Search the data for the string "Commission" and gather each line it is in.

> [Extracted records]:
--------------------------------------------------

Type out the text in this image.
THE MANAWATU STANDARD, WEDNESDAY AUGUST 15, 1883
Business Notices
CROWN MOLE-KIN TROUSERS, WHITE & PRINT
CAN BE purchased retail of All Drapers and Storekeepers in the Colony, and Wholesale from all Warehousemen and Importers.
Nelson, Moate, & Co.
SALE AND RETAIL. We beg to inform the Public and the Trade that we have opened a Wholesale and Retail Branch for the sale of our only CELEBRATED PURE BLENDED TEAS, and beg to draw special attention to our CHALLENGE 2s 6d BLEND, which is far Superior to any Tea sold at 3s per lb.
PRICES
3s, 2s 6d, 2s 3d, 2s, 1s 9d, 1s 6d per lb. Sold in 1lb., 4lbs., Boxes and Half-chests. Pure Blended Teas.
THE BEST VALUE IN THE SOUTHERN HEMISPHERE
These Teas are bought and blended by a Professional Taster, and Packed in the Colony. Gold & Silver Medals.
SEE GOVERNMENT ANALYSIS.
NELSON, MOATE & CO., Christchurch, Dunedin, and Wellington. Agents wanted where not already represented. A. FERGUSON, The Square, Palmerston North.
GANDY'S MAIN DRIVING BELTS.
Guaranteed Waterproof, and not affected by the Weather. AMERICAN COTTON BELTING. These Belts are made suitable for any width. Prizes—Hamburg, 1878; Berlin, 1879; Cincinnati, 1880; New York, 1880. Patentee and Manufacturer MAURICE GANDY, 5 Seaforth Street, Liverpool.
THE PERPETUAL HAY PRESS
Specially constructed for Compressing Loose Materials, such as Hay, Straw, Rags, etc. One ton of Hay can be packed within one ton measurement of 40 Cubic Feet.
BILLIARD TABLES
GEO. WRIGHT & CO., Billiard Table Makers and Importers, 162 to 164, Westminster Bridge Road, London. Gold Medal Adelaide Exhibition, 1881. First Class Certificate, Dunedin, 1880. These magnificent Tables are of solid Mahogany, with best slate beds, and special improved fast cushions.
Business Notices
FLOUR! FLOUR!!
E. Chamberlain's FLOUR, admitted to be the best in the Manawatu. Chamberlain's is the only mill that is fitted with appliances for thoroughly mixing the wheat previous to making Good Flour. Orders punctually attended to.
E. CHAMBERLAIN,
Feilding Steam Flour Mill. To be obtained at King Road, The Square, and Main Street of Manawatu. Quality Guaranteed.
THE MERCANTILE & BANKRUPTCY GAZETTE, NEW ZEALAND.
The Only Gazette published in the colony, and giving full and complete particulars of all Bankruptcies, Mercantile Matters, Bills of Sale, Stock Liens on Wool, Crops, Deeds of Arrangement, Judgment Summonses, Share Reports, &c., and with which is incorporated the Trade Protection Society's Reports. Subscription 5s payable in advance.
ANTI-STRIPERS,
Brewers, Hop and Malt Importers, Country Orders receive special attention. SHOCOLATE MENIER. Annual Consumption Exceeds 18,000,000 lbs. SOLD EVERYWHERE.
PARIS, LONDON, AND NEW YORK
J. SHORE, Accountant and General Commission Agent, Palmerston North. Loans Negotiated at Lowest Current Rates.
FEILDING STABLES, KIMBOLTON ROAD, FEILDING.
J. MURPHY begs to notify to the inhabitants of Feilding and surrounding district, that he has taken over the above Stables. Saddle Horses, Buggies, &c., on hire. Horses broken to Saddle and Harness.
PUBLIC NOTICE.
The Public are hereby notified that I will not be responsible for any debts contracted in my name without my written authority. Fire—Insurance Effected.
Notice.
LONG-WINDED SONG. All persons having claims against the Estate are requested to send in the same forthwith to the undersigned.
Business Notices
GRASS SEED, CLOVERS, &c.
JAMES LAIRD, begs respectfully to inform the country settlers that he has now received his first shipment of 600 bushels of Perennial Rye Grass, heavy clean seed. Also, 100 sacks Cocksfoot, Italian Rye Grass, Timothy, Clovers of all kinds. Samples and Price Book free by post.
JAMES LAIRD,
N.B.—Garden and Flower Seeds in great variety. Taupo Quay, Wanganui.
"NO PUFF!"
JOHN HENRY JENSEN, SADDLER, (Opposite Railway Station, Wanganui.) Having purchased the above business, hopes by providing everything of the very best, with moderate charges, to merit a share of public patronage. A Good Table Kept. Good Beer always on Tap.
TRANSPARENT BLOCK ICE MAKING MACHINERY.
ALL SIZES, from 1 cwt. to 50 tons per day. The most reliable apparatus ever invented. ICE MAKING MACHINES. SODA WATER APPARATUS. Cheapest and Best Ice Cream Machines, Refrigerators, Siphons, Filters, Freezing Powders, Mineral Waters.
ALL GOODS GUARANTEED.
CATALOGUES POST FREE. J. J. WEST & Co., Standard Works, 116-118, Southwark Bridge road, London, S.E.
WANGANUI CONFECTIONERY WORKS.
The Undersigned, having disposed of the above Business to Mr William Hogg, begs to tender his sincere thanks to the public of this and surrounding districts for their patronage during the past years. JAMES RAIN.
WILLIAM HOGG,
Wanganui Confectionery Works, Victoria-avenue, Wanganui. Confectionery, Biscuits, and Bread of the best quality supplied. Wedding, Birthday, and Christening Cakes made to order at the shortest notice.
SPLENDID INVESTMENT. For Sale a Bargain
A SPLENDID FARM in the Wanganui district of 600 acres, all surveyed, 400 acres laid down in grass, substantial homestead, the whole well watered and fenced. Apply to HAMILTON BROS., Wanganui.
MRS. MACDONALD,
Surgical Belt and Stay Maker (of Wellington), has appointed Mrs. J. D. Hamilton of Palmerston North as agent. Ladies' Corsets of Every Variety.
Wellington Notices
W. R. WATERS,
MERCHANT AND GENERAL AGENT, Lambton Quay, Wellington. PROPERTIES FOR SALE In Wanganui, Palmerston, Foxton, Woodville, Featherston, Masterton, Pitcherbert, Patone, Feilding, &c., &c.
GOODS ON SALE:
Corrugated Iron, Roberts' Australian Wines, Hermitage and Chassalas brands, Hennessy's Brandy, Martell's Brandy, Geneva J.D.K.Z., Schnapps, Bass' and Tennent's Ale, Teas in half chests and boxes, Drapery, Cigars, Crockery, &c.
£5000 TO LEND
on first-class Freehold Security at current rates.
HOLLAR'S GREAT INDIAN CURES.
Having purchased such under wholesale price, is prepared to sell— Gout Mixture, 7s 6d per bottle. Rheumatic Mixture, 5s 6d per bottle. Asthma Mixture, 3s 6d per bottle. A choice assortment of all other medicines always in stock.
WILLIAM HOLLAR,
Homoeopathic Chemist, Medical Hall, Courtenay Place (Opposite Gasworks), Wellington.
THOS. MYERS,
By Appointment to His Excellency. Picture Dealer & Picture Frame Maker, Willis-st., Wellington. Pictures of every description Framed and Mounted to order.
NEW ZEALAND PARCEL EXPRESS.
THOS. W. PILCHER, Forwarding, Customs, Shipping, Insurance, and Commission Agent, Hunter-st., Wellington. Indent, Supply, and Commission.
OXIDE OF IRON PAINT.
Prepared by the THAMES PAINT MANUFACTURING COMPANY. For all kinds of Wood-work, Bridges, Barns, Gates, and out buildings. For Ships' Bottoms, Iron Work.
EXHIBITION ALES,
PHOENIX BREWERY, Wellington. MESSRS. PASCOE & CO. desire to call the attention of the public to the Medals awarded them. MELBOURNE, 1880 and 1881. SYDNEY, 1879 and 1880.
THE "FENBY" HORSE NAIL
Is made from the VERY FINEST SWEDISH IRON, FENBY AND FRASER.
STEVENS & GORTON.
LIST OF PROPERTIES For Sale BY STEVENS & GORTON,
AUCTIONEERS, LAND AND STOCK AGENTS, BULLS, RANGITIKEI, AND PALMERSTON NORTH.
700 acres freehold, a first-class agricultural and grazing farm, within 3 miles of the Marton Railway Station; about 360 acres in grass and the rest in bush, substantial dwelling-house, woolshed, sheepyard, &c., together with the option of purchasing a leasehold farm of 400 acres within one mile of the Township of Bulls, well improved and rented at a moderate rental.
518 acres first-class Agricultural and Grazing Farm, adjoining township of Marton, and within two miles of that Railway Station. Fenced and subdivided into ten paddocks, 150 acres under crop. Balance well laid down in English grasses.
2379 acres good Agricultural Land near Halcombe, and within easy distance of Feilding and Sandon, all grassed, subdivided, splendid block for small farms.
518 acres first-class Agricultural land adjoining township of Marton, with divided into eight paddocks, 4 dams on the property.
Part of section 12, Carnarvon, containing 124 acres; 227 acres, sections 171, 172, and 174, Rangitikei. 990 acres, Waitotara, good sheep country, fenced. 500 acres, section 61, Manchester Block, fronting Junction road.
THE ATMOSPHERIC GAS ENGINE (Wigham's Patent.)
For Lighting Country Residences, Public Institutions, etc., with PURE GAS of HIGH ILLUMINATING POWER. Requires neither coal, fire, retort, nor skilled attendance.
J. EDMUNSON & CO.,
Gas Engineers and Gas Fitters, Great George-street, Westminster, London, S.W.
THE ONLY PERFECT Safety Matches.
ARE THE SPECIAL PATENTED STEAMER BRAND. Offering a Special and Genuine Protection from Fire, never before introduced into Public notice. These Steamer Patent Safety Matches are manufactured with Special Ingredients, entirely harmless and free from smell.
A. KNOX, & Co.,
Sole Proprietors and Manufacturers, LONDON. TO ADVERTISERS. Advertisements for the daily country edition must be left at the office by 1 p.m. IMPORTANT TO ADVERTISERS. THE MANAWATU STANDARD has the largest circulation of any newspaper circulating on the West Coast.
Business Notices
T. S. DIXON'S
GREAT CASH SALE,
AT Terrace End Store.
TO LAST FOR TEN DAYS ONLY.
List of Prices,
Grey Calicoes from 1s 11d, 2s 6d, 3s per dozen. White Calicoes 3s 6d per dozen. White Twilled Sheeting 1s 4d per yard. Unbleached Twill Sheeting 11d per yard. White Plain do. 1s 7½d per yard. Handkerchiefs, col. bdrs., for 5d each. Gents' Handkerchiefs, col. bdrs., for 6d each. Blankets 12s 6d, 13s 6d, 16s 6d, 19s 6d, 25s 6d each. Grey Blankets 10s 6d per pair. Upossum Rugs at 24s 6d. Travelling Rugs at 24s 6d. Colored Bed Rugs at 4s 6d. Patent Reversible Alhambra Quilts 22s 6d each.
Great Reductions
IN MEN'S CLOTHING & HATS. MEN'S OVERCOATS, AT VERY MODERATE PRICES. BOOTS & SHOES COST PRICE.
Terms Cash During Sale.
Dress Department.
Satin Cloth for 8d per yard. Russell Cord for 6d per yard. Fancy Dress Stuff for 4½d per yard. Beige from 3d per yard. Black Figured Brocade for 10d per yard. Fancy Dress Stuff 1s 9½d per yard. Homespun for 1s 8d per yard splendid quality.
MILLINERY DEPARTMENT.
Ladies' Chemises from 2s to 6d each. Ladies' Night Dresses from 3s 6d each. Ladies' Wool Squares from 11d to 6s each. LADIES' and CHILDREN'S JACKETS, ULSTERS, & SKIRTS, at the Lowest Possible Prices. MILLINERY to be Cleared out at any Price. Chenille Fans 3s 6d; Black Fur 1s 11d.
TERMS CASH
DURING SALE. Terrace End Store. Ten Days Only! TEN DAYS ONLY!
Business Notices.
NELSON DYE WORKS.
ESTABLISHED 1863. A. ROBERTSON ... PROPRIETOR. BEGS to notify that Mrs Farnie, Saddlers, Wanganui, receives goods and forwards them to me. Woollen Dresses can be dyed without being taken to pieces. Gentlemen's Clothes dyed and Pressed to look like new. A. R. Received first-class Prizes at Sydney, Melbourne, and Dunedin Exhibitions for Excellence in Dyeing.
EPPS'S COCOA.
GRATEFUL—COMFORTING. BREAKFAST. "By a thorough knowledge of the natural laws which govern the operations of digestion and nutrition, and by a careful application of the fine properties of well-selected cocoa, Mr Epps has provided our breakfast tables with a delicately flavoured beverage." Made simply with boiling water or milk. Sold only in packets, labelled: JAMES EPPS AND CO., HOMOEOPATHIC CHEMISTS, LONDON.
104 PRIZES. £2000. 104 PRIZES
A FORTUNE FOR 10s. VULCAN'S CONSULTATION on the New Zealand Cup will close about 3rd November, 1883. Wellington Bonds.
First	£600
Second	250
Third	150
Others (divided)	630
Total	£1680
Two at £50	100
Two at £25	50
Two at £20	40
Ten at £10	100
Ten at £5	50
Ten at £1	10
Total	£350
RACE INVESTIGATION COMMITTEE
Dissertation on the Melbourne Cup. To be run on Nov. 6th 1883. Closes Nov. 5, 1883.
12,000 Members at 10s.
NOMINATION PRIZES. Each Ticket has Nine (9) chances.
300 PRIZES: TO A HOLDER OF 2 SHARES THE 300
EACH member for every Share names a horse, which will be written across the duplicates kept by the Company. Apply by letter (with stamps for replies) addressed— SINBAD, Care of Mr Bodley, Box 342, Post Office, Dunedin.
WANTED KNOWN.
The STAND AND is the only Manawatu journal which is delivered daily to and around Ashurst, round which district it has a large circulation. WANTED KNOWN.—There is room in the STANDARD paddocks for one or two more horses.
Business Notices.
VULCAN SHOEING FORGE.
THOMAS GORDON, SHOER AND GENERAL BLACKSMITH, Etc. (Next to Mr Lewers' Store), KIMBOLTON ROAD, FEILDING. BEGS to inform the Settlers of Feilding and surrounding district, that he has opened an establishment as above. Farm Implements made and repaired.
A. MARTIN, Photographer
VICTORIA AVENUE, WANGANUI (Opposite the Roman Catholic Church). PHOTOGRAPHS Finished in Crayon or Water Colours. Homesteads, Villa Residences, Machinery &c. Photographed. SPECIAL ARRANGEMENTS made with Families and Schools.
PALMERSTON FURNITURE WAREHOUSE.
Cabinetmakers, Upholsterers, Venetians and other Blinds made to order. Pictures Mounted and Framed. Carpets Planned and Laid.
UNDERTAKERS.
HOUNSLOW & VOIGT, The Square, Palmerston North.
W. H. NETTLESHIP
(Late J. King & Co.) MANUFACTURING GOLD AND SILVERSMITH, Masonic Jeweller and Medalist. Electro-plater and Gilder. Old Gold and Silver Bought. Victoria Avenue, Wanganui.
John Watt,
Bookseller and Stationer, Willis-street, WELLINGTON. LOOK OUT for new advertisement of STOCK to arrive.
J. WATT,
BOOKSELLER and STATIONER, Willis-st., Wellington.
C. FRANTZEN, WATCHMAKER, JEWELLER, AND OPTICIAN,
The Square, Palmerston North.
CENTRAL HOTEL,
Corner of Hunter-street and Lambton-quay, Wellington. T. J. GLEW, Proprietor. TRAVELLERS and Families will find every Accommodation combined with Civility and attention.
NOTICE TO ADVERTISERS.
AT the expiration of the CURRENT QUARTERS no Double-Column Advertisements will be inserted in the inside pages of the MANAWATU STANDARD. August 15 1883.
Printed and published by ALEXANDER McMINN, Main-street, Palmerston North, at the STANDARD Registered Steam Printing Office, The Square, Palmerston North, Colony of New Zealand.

--------------------------------------------------

> [Result of this exercise]:
J. SHORE, Accountant and General Commission Agent, Palmerston North. Loans Negotiated at Lowest Current Rates.
THOS. W. PILCHER, Forwarding, Customs, Shipping, Insurance, and Commission Agent, Hunter-st., Wellington. Indent, Supply, and Commission.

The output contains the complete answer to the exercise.